*The task*: Send back the records in full, character for character.

--------------------------------------------------

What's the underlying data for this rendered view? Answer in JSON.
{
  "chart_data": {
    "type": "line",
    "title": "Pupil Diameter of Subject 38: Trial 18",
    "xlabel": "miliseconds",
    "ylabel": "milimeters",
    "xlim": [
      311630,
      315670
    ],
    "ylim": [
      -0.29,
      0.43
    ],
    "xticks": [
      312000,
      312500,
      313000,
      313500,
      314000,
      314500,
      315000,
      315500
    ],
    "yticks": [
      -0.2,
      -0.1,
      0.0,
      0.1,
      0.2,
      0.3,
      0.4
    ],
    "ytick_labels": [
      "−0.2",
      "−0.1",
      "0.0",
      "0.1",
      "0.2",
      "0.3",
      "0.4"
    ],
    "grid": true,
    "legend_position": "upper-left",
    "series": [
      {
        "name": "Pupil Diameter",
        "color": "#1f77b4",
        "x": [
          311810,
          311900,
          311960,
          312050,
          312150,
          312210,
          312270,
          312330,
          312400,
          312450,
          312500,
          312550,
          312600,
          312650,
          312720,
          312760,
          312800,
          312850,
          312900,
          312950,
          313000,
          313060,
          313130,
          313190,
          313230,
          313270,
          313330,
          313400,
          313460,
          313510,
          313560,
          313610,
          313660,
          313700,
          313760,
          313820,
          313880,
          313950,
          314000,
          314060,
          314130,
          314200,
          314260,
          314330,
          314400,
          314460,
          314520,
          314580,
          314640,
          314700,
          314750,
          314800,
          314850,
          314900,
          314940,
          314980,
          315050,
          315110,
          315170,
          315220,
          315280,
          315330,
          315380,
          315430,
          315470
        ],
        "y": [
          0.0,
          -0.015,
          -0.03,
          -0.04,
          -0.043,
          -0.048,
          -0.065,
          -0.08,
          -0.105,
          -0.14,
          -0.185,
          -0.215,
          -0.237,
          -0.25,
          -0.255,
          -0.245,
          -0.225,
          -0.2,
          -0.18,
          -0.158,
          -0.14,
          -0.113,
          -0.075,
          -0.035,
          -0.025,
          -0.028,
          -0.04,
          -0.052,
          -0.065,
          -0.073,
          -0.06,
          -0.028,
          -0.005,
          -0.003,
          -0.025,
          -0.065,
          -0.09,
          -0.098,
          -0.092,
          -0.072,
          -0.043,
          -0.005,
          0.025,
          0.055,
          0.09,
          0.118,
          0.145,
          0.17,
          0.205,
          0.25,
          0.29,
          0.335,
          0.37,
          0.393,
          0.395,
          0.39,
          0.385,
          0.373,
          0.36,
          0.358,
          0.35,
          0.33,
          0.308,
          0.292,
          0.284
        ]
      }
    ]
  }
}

--------------------------------------------------

*Completed exercise*:
What's the underlying data for this rendered view? Answer in JSON.
{
  "chart_data": {
    "type": "line",
    "title": "Pupil Diameter of Subject 38: Trial 18",
    "xlabel": "miliseconds",
    "ylabel": "milimeters",
    "xlim": [
      311630,
      315670
    ],
    "ylim": [
      -0.29,
      0.43
    ],
    "xticks": [
      312000,
      312500,
      313000,
      313500,
      314000,
      314500,
      315000,
      315500
    ],
    "yticks": [
      -0.2,
      -0.1,
      0.0,
      0.1,
      0.2,
      0.3,
      0.4
    ],
    "ytick_labels": [
      "−0.2",
      "−0.1",
      "0.0",
      "0.1",
      "0.2",
      "0.3",
      "0.4"
    ],
    "grid": true,
    "legend_position": "upper-left",
    "series": [
      {
        "name": "Pupil Diameter",
        "color": "#1f77b4",
        "x": [
          311810,
          311900,
          311960,
          312050,
          312150,
          312210,
          312270,
          312330,
          312400,
          312450,
          312500,
          312550,
          312600,
          312650,
          312720,
          312760,
          312800,
          312850,
          312900,
          312950,
          313000,
          313060,
          313130,
          313190,
          313230,
          313270,
          313330,
          313400,
          313460,
          313510,
          313560,
          313610,
          313660,
          313700,
          313760,
          313820,
          313880,
          313950,
          314000,
          314060,
          314130,
          314200,
          314260,
          314330,
          314400,
          314460,
          314520,
          314580,
          314640,
          314700,
          314750,
          314800,
          314850,
          314900,
          314940,
          314980,
          315050,
          315110,
          315170,
          315220,
          315280,
          315330,
          315380,
          315430,
          315470
        ],
        "y": [
          0.0,
          -0.015,
          -0.03,
          -0.04,
          -0.043,
          -0.048,
          -0.065,
          -0.08,
          -0.105,
          -0.14,
          -0.185,
          -0.215,
          -0.237,
          -0.25,
          -0.255,
          -0.245,
          -0.225,
          -0.2,
          -0.18,
          -0.158,
          -0.14,
          -0.113,
          -0.075,
          -0.035,
          -0.025,
          -0.028,
          -0.04,
          -0.052,
          -0.065,
          -0.073,
          -0.06,
          -0.028,
          -0.005,
          -0.003,
          -0.025,
          -0.065,
          -0.09,
          -0.098,
          -0.092,
          -0.072,
          -0.043,
          -0.005,
          0.025,
          0.055,
          0.09,
          0.118,
          0.145,
          0.17,
          0.205,
          0.25,
          0.29,
          0.335,
          0.37,
          0.393,
          0.395,
          0.39,
          0.385,
          0.373,
          0.36,
          0.358,
          0.35,
          0.33,
          0.308,
          0.292,
          0.284
        ]
      }
    ]
  }
}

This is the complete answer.